::: ENTRIES SHOWN

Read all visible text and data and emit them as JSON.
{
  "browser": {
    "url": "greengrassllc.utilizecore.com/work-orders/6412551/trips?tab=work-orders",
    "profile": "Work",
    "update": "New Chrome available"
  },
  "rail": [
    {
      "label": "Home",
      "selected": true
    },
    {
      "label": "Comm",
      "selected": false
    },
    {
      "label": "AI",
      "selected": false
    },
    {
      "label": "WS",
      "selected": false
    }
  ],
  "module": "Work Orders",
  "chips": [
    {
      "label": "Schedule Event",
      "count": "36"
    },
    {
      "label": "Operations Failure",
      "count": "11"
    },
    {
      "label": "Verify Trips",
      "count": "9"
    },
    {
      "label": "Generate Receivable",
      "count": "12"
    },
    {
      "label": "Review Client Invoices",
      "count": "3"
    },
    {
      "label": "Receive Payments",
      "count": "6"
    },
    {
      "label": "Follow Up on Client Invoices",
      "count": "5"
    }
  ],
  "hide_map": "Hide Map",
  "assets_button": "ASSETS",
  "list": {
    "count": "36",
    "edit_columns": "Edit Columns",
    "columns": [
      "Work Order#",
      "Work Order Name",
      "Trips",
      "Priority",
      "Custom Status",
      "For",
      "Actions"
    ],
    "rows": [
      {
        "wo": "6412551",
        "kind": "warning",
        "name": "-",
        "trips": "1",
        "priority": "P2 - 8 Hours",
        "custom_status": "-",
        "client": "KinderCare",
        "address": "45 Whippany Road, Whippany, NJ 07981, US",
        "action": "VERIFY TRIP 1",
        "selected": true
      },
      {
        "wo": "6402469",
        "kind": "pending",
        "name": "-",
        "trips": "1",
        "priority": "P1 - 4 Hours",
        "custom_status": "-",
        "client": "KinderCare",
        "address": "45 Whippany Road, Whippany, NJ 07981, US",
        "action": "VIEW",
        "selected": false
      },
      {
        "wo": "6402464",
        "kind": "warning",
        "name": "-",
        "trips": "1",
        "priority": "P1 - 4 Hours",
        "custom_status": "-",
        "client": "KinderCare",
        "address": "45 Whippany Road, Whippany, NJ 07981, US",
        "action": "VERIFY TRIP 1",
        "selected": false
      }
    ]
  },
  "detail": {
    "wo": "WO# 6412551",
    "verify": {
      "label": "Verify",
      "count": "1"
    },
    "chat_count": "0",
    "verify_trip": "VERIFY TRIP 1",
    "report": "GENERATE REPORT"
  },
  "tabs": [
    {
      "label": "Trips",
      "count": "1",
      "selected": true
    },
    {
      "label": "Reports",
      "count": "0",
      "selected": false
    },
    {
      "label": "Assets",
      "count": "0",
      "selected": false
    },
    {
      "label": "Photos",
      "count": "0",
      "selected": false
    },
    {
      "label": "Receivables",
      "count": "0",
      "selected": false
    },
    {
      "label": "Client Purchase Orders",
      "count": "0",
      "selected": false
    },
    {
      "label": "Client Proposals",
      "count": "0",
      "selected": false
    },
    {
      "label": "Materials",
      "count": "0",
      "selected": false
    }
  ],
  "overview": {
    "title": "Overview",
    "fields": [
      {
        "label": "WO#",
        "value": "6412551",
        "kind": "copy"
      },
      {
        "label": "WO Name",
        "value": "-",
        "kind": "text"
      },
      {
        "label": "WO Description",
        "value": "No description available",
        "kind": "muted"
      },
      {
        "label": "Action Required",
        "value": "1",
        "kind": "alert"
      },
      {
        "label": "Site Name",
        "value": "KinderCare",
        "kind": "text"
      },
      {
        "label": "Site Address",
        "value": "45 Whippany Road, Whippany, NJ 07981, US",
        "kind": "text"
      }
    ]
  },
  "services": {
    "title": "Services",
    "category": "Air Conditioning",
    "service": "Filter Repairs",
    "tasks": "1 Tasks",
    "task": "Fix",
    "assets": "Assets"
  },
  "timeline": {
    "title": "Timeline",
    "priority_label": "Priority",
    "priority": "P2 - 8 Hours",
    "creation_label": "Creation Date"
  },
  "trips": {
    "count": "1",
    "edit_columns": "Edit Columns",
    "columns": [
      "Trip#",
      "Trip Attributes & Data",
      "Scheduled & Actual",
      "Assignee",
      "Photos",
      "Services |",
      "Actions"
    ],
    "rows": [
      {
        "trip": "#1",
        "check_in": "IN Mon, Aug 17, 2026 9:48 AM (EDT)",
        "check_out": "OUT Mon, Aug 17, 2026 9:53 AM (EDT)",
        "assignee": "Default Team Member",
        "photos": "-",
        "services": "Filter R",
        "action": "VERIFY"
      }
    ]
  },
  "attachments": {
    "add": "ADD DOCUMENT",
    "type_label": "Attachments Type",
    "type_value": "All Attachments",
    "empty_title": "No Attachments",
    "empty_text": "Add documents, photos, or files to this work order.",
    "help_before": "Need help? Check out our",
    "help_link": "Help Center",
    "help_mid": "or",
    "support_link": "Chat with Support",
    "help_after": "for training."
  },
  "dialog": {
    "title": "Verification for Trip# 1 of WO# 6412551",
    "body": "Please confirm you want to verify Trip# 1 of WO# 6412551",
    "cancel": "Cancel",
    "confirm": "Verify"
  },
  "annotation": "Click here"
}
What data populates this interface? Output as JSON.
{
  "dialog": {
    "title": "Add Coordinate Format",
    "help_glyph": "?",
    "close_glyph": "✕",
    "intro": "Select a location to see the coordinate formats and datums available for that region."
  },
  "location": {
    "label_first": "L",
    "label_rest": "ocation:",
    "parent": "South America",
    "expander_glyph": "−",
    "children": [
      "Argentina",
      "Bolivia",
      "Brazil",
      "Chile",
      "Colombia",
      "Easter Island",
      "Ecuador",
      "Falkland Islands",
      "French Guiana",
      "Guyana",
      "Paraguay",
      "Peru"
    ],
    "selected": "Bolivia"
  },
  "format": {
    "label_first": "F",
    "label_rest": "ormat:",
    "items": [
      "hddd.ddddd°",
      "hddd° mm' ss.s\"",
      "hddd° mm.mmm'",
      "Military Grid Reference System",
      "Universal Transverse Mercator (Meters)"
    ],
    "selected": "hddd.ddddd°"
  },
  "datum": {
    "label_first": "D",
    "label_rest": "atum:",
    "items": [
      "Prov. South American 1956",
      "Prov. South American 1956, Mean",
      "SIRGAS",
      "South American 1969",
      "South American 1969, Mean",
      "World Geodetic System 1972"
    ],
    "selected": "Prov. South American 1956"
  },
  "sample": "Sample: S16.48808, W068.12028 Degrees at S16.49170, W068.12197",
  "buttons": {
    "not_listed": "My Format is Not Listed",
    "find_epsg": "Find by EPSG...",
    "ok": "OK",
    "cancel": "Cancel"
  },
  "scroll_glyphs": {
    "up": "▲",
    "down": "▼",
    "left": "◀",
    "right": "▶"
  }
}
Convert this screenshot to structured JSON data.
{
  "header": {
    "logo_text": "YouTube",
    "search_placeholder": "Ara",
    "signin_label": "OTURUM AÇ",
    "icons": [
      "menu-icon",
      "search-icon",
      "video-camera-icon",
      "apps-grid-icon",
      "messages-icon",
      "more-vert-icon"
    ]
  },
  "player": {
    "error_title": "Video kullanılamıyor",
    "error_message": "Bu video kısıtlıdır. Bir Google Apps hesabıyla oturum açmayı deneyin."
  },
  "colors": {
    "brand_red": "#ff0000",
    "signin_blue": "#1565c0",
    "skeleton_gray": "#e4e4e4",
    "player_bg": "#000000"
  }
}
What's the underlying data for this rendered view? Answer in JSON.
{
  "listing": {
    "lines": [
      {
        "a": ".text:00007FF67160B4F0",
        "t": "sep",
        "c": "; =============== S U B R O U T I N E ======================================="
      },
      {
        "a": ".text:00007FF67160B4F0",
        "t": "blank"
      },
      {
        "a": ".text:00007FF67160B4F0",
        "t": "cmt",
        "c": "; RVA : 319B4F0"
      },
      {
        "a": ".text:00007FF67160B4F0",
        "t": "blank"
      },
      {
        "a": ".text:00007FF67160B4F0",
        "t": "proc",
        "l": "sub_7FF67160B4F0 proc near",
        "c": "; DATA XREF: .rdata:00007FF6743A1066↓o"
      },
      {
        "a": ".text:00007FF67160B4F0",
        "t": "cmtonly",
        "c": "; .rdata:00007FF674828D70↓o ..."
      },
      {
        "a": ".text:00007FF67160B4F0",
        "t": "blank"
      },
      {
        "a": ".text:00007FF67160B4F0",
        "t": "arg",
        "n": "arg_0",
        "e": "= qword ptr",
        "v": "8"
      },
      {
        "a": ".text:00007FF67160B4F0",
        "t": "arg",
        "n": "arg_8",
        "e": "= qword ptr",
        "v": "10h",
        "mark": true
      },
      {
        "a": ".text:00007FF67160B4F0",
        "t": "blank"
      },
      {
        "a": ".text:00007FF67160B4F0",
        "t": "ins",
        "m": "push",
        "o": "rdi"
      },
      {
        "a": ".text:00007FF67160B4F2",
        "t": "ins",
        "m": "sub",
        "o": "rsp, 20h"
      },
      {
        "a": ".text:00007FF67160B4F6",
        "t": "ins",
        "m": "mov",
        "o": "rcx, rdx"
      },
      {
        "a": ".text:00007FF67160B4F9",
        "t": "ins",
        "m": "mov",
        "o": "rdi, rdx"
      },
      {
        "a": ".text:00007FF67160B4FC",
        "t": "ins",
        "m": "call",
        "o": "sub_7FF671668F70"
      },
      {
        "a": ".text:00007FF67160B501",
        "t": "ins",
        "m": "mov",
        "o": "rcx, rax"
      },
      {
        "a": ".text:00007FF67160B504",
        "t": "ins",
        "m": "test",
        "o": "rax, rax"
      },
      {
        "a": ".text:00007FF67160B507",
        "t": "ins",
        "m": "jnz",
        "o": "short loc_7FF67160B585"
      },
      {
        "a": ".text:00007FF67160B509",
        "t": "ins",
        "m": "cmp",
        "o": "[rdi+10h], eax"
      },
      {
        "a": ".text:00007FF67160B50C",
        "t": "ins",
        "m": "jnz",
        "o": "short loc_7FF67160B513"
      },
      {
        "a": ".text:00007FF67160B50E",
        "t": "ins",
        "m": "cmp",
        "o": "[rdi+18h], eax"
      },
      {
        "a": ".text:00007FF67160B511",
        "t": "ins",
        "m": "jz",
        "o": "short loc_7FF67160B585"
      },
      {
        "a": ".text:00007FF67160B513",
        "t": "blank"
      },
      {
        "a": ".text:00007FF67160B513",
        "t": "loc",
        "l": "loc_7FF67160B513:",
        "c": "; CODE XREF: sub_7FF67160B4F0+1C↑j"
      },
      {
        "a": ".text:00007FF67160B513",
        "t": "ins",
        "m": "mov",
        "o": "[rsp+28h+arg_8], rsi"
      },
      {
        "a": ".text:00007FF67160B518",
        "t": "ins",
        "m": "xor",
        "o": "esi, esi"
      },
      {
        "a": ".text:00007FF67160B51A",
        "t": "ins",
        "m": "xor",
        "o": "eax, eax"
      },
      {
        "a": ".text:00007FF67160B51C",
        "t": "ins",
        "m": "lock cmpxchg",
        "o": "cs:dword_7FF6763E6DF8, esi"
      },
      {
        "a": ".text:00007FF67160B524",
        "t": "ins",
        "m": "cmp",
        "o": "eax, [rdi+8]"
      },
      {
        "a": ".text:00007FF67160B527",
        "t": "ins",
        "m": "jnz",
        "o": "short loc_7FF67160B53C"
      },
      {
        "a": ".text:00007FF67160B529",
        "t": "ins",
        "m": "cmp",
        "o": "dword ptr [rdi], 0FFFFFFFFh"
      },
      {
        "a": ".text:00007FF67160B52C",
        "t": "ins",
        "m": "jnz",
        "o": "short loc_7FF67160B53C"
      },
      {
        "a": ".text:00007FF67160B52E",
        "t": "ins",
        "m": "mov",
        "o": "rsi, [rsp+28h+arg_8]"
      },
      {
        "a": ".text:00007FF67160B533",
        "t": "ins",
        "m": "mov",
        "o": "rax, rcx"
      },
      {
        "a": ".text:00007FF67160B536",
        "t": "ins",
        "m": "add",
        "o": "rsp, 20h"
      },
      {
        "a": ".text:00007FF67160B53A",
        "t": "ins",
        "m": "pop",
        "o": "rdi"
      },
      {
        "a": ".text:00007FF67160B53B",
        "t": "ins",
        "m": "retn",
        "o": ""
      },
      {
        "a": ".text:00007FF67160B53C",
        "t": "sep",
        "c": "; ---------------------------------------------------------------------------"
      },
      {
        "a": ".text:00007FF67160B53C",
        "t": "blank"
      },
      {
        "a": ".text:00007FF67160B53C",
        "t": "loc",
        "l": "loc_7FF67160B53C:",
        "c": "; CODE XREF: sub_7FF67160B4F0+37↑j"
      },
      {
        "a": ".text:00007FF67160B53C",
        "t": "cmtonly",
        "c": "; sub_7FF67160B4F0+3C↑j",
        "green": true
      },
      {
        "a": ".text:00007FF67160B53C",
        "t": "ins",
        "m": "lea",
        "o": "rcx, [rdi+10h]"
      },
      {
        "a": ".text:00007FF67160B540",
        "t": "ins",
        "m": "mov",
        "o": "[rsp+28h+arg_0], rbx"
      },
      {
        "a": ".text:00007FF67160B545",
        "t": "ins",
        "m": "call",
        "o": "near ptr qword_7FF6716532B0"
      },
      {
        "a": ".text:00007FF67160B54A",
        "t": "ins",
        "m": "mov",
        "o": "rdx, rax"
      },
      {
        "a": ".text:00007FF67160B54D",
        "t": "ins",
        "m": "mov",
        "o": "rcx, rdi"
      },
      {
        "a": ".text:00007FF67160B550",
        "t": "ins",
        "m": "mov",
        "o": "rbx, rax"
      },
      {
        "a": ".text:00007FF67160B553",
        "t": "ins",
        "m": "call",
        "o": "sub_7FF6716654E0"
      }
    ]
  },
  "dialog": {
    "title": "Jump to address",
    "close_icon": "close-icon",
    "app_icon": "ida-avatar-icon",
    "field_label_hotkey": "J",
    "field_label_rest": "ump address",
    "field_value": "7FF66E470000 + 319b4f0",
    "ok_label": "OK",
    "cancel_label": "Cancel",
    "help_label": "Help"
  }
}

::::::

__WORK TO BE COMPLETED__:
Select the lines from the entries that include the word "System".

__TASK ANSWER__:
      "Military Grid Reference System",
      "World Geodetic System 1972"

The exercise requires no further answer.